▶ [Problems and tasks]
1) The biography of James Adam names several dialogues of Plato on which he produced editions and commentaries. List them all.
2) Answer these questions from the biography of James Adam:
(a) In which village was Adam born?
(b) In what year did Adela Marion Kensington become his wife?
(c) How many volumes did his critical edition of the Republic have?
3) Extend the biography of James Adam past its final sentence.

▶ [Excerpted text]
┄┄┄┄┄┄┄┄┄┄┄┄┄┄┄┄┄┄┄┄

James Adam (7 April 1860 – 30 August 1907) was a Scottish classicist who taught Classics at Emmanuel College, Cambridge.

Life
He was born on 7 April 1860 in Kinmuck in the parish of Keithhall near Inverurie, Aberdeenshire. He was educated at the Old Grammar School in Old Aberdeen, at the University of Aberdeen where he studied under William Geddes and  gained his B.A. as Senior Classic in 1884, and at Emmanuel College, Cambridge where he graduated as M.A. in 1888. 

In 1884 Adam was appointed Junior Fellow and soon thereafter Senior Lecturer in the Classics at Emmanuel College. 

In 1890, a former student of his, Adela Marion (née Kensington) (1866–1944), became his wife and lifelong collaborator. Their daughter, Barbara Frances (1897–1988), was the British sociologist and criminologist Lady Barbara Wootton; one of their sons, Captain Arthur Innes Adam, was killed in France on 16 September 1916; and another son, Neil Kensington Adam, became a noted chemist.

Adam was "one of the greatest Platonists of his generation". His editions and commentaries on Plato's Apology, Crito, Euthyphro, Protagoras, and the Republic are widely respected even today:

[His] two-volume critical edition of the Republic was another major contribution to the field. Though his preface claims 'an editor cannot pretend to have exhausted its significance by means of a commentary,' Adam's depth of knowledge and erudite analysis of the Greek text ensured that his edition remained the standard reference for decades to follow, and it remains a thought-provoking evaluation of one of the great works of Western thought.

┄┄┄┄┄┄┄┄┄┄┄┄┄┄┄┄┄┄┄┄

▶ [Data shown]

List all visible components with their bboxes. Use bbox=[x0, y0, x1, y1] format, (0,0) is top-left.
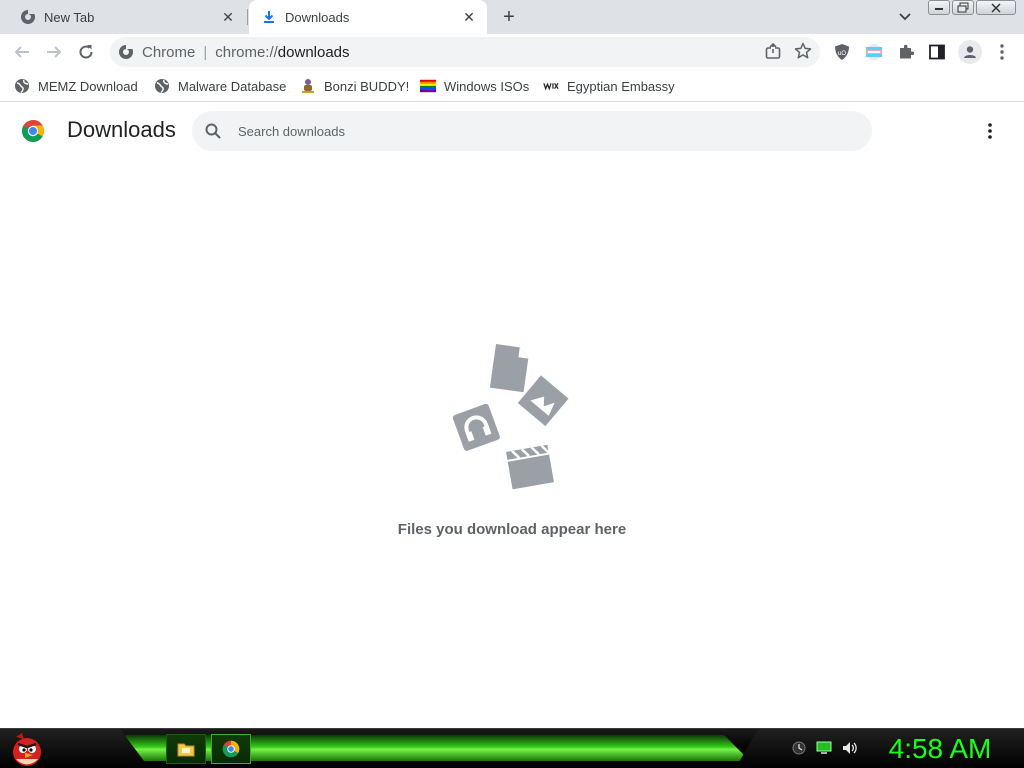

┄┄┄┄┄┄┄┄┄┄┄┄┄┄┄┄┄┄┄┄

▶ [Task responses]
1) Apology, Crito, Euthyphro, Protagoras, Republic

2)
(a) Kinmuck, in the parish of Keithhall near Inverurie, Aberdeenshire
(b) 1890
(c) Two

3)
He was a "strong defender of the importance of Greek philosophy in a well-rounded education" and "a resolute opponent of all attempts to make Greek an optional study". He was also a "keen supporter of the claims of women to degrees, when the question came before the senate of the university in 1897"

In 1904 and 1905 Adam delivered the Gifford Lectures at Aberdeen, choosing for his subject "The Religious Teachers of Greece".

He died in Aberdeen on 30 August 1907.

Editions and commentaries on Plato
Platonis Apologia Socratis.  Cambridge University Press, 1887. New edition, 1891.
Platonis Crito.  Cambridge University Press, 1888.  2nd edition, 1893.
Platonis Euthyphro.  Cambridge University Press, 1890.
Platonis Protagoras.  Cambridge University Press, 1893 with Adela Marion Adam.
 The Republic of Plato.  Cambridge University Press, 1897.   2nd edition edited by D. A. Rees, 1965.

Other writings
The Nuptial Number of Plato: its Solution and Significance.  1891.
The Intellectual and Ethical Value of Classical Education. Cambridge, 1895.
The Religious Teachers of Greece: Being Gifford Lectures on Natural Religion Delivered at Aberdeen. Edinburgh: T. and T. Clark, 1908. Edited, with a memoir, by Adela Marion Adam from the Gifford Lectures delivered in 1904-06.  
The Vitality of Platonism, and Other Essays.  Edited and published by A.M. Adam in 1911.

References

External links

 Gifford Lecture Series - Authors, includes short bio and a link to view Adam's Religious Teachers of Greece.
 J. Adam & A.M. Adam's Commentary on the Protagoras at Perseus
 Adam's Commentary on the Republic at Perseus
The Republic of Plato, edited with critical notes and introduction on the text by James Adam., Cambridge: University Press, 1900 (reprint of the first edition of 1899).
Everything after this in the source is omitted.